REQUEST —
Omit all images. Transcribe the rest of the material below exactly.

RECORDS TO PROCESS —

--- start ---

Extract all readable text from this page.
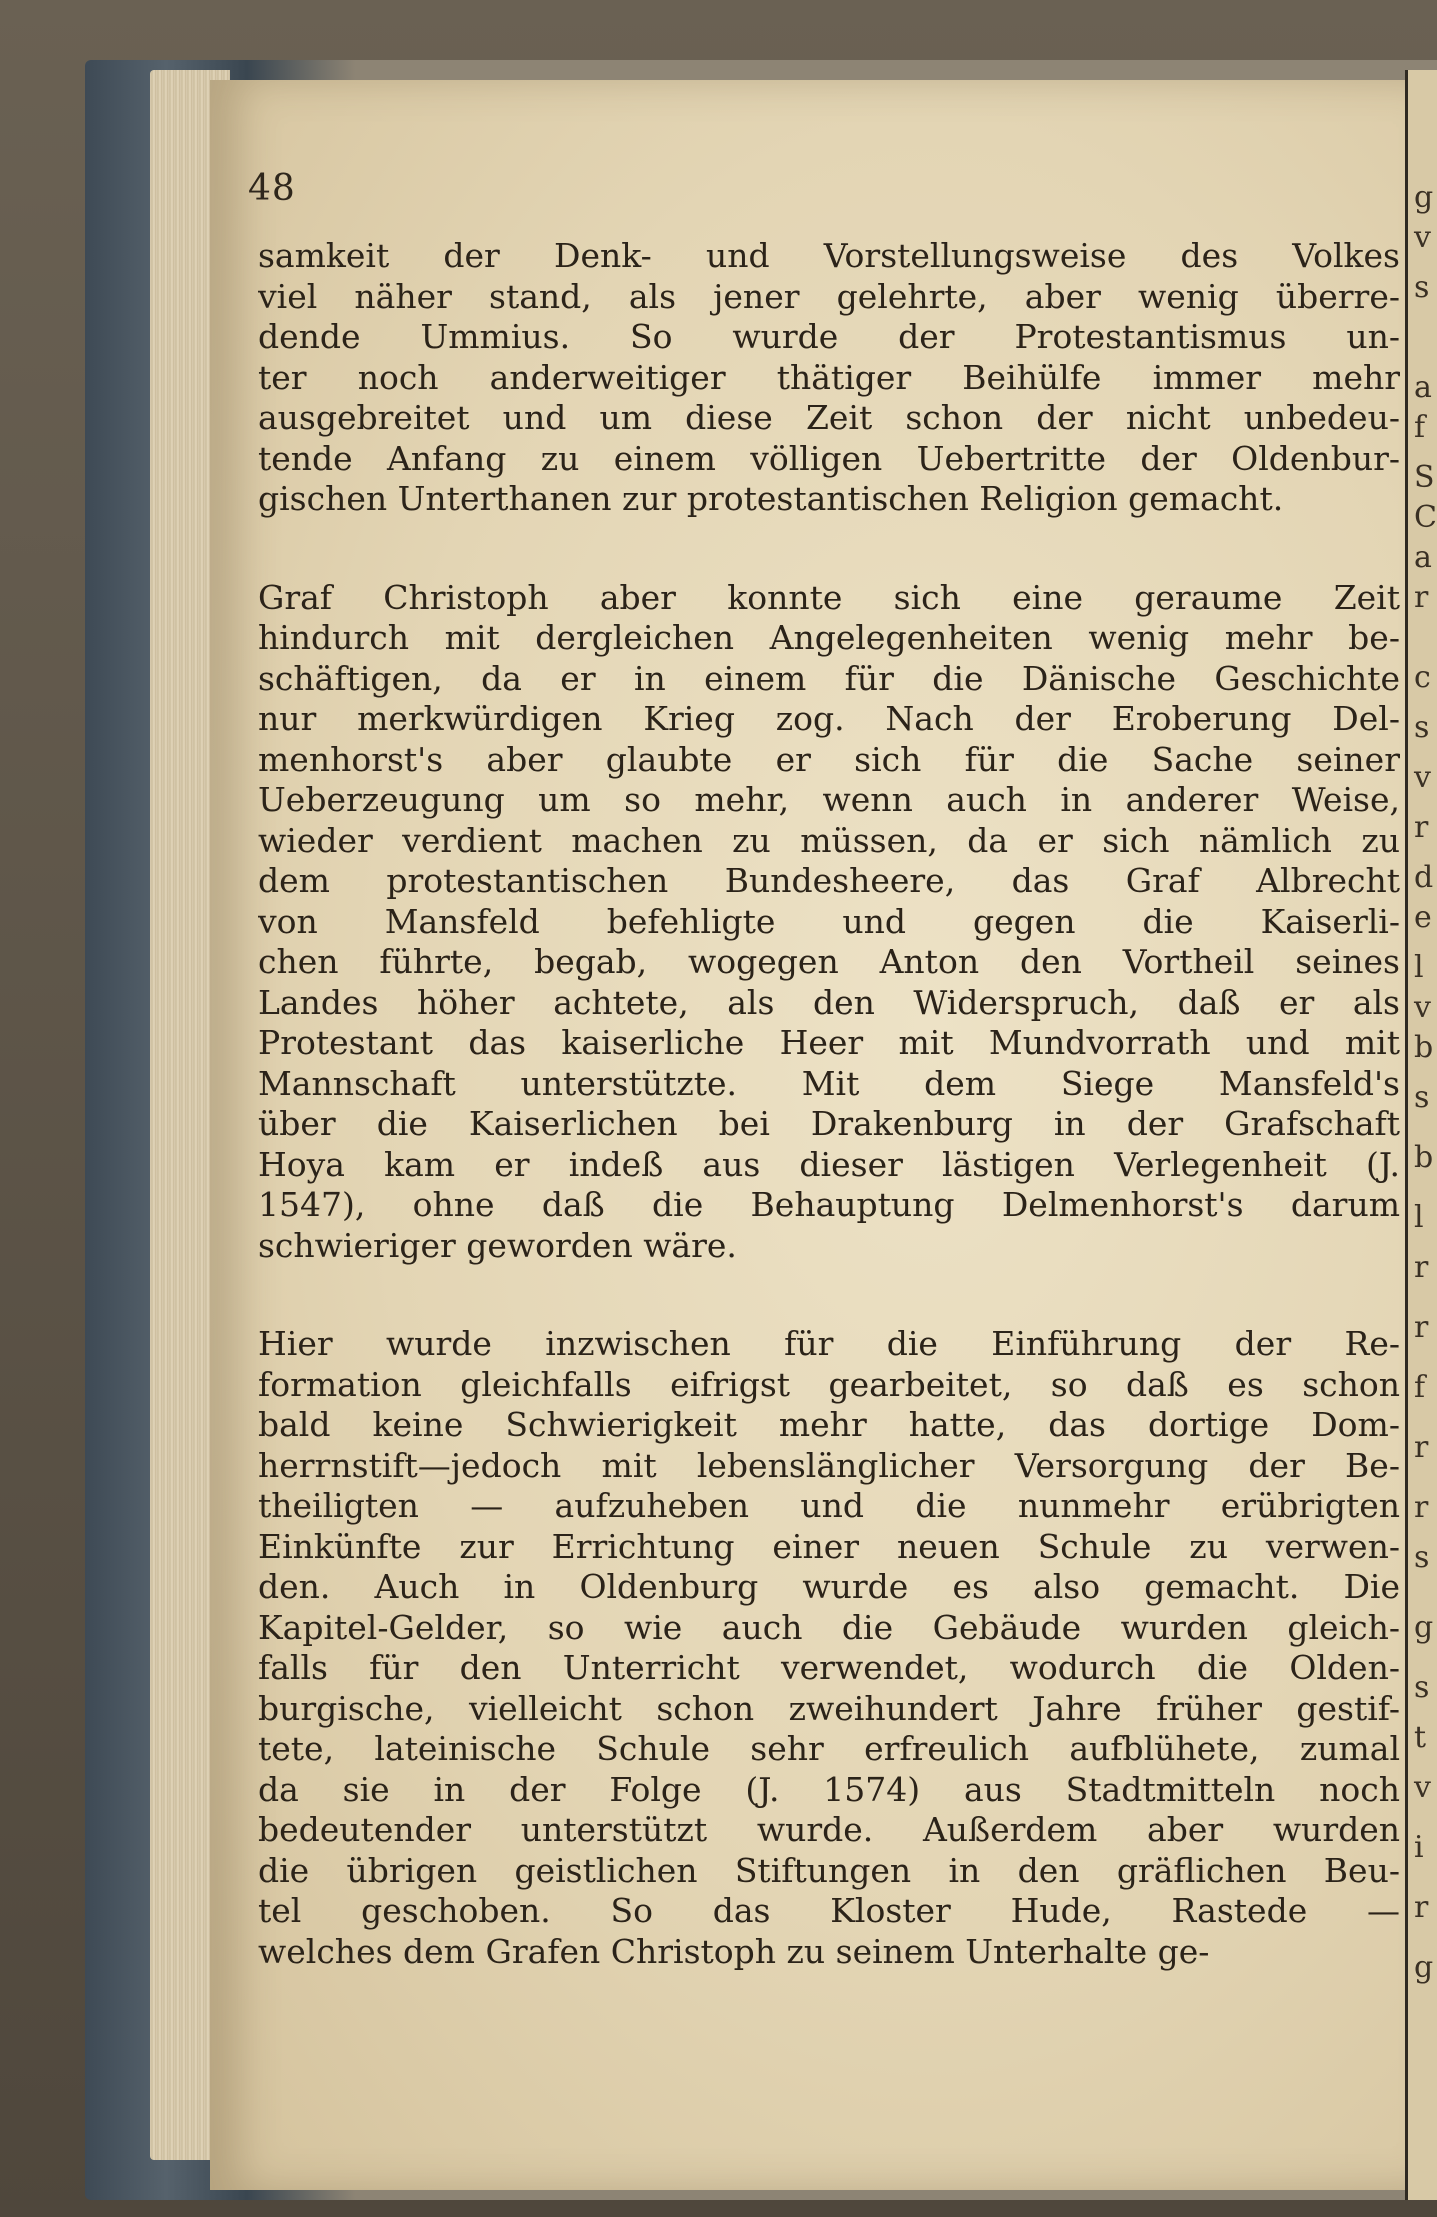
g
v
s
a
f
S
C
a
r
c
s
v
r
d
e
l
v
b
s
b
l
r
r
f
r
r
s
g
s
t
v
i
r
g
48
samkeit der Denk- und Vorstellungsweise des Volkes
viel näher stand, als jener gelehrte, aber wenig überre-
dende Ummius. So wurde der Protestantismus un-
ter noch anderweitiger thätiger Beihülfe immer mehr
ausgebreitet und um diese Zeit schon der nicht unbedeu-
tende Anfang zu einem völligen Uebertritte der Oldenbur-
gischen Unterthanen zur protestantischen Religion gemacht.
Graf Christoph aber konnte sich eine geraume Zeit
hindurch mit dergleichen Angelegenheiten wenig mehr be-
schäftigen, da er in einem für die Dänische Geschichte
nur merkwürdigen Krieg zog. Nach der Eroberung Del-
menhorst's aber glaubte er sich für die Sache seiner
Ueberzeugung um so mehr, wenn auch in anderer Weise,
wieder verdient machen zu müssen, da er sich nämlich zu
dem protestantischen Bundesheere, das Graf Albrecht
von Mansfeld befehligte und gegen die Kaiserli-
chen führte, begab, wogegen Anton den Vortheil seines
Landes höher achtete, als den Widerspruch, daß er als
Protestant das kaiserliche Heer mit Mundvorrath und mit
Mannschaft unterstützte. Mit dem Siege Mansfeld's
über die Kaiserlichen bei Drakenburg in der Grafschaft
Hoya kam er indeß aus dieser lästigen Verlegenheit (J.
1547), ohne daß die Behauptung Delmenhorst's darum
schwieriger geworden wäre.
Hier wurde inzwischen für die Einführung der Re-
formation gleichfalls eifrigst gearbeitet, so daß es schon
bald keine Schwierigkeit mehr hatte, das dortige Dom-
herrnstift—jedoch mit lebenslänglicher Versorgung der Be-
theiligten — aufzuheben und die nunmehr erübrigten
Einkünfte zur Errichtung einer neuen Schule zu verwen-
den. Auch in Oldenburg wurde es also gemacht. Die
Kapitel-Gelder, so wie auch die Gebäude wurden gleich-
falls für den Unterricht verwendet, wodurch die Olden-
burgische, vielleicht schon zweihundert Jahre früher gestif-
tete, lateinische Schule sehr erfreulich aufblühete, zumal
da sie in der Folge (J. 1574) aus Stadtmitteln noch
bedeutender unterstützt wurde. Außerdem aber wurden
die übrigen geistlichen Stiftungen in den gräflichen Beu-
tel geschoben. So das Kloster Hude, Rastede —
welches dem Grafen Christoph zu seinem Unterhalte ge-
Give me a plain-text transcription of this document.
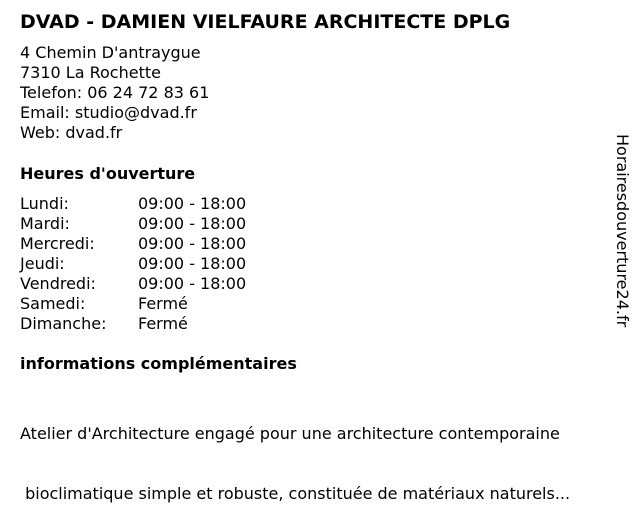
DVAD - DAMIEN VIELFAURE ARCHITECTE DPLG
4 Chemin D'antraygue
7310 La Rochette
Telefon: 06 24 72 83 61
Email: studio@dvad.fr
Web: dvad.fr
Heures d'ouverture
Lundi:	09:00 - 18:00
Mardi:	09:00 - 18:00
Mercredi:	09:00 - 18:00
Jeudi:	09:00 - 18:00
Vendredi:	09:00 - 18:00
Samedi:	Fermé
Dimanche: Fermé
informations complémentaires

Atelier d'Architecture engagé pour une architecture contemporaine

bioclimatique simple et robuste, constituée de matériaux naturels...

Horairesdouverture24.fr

--- end ---

ANSWER FOR THIS EXERCISE —
Extract all readable text from this page.
g
v
s
a
f
S
C
a
r
c
s
v
r
d
e
l
v
b
s
b
l
r
r
f
r
r
s
g
s
t
v
i
r
g
48
samkeit der Denk- und Vorstellungsweise des Volkes
viel näher stand, als jener gelehrte, aber wenig überre-
dende Ummius. So wurde der Protestantismus un-
ter noch anderweitiger thätiger Beihülfe immer mehr
ausgebreitet und um diese Zeit schon der nicht unbedeu-
tende Anfang zu einem völligen Uebertritte der Oldenbur-
gischen Unterthanen zur protestantischen Religion gemacht.
Graf Christoph aber konnte sich eine geraume Zeit
hindurch mit dergleichen Angelegenheiten wenig mehr be-
schäftigen, da er in einem für die Dänische Geschichte
nur merkwürdigen Krieg zog. Nach der Eroberung Del-
menhorst's aber glaubte er sich für die Sache seiner
Ueberzeugung um so mehr, wenn auch in anderer Weise,
wieder verdient machen zu müssen, da er sich nämlich zu
dem protestantischen Bundesheere, das Graf Albrecht
von Mansfeld befehligte und gegen die Kaiserli-
chen führte, begab, wogegen Anton den Vortheil seines
Landes höher achtete, als den Widerspruch, daß er als
Protestant das kaiserliche Heer mit Mundvorrath und mit
Mannschaft unterstützte. Mit dem Siege Mansfeld's
über die Kaiserlichen bei Drakenburg in der Grafschaft
Hoya kam er indeß aus dieser lästigen Verlegenheit (J.
1547), ohne daß die Behauptung Delmenhorst's darum
schwieriger geworden wäre.
Hier wurde inzwischen für die Einführung der Re-
formation gleichfalls eifrigst gearbeitet, so daß es schon
bald keine Schwierigkeit mehr hatte, das dortige Dom-
herrnstift—jedoch mit lebenslänglicher Versorgung der Be-
theiligten — aufzuheben und die nunmehr erübrigten
Einkünfte zur Errichtung einer neuen Schule zu verwen-
den. Auch in Oldenburg wurde es also gemacht. Die
Kapitel-Gelder, so wie auch die Gebäude wurden gleich-
falls für den Unterricht verwendet, wodurch die Olden-
burgische, vielleicht schon zweihundert Jahre früher gestif-
tete, lateinische Schule sehr erfreulich aufblühete, zumal
da sie in der Folge (J. 1574) aus Stadtmitteln noch
bedeutender unterstützt wurde. Außerdem aber wurden
die übrigen geistlichen Stiftungen in den gräflichen Beu-
tel geschoben. So das Kloster Hude, Rastede —
welches dem Grafen Christoph zu seinem Unterhalte ge-
Give me a plain-text transcription of this document.
DVAD - DAMIEN VIELFAURE ARCHITECTE DPLG
4 Chemin D'antraygue
7310 La Rochette
Telefon: 06 24 72 83 61
Email: studio@dvad.fr
Web: dvad.fr
Heures d'ouverture
Lundi:	09:00 - 18:00
Mardi:	09:00 - 18:00
Mercredi:	09:00 - 18:00
Jeudi:	09:00 - 18:00
Vendredi:	09:00 - 18:00
Samedi:	Fermé
Dimanche: Fermé
informations complémentaires

Atelier d'Architecture engagé pour une architecture contemporaine

bioclimatique simple et robuste, constituée de matériaux naturels...

Horairesdouverture24.fr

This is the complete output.